## Task statement:
Extract each line of the data below exactly as written.

----- Supplied data

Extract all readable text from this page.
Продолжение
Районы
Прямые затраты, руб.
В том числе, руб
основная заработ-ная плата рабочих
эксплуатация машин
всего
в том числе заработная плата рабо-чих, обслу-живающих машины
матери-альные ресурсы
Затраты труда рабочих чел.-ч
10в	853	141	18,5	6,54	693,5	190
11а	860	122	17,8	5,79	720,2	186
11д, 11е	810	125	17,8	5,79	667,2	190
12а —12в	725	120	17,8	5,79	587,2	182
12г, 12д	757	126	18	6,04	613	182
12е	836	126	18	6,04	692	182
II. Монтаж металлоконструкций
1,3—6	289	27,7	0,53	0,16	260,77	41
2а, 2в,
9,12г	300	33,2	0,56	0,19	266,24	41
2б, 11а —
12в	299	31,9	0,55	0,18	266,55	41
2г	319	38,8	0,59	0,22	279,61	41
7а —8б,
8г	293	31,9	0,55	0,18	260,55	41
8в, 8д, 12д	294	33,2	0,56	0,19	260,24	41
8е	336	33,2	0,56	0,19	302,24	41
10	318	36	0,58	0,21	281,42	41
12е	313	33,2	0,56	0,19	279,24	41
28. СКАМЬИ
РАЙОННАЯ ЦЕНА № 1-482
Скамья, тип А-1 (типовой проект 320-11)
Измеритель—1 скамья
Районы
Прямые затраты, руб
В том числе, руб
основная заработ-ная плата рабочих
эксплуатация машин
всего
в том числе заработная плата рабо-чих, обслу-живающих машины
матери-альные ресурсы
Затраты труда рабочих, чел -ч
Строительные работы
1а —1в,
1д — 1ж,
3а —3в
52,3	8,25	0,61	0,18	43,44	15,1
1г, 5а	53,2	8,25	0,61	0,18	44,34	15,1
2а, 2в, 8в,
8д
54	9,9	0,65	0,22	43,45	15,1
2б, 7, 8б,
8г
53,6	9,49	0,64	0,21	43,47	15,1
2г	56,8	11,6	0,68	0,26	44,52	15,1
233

----------

## Full output:
Extract all readable text from this page.
Продолжение
Районы
Прямые затраты, руб.
В том числе, руб
основная заработ-ная плата рабочих
эксплуатация машин
всего
в том числе заработная плата рабо-чих, обслу-живающих машины
матери-альные ресурсы
Затраты труда рабочих чел.-ч
10в	853	141	18,5	6,54	693,5	190
11а	860	122	17,8	5,79	720,2	186
11д, 11е	810	125	17,8	5,79	667,2	190
12а —12в	725	120	17,8	5,79	587,2	182
12г, 12д	757	126	18	6,04	613	182
12е	836	126	18	6,04	692	182
II. Монтаж металлоконструкций
1,3—6	289	27,7	0,53	0,16	260,77	41
2а, 2в,
9,12г	300	33,2	0,56	0,19	266,24	41
2б, 11а —
12в	299	31,9	0,55	0,18	266,55	41
2г	319	38,8	0,59	0,22	279,61	41
7а —8б,
8г	293	31,9	0,55	0,18	260,55	41
8в, 8д, 12д	294	33,2	0,56	0,19	260,24	41
8е	336	33,2	0,56	0,19	302,24	41
10	318	36	0,58	0,21	281,42	41
12е	313	33,2	0,56	0,19	279,24	41
28. СКАМЬИ
РАЙОННАЯ ЦЕНА № 1-482
Скамья, тип А-1 (типовой проект 320-11)
Измеритель—1 скамья
Районы
Прямые затраты, руб
В том числе, руб
основная заработ-ная плата рабочих
эксплуатация машин
всего
в том числе заработная плата рабо-чих, обслу-живающих машины
матери-альные ресурсы
Затраты труда рабочих, чел -ч
Строительные работы
1а —1в,
1д — 1ж,
3а —3в
52,3	8,25	0,61	0,18	43,44	15,1
1г, 5а	53,2	8,25	0,61	0,18	44,34	15,1
2а, 2в, 8в,
8д
54	9,9	0,65	0,22	43,45	15,1
2б, 7, 8б,
8г
53,6	9,49	0,64	0,21	43,47	15,1
2г	56,8	11,6	0,68	0,26	44,52	15,1
233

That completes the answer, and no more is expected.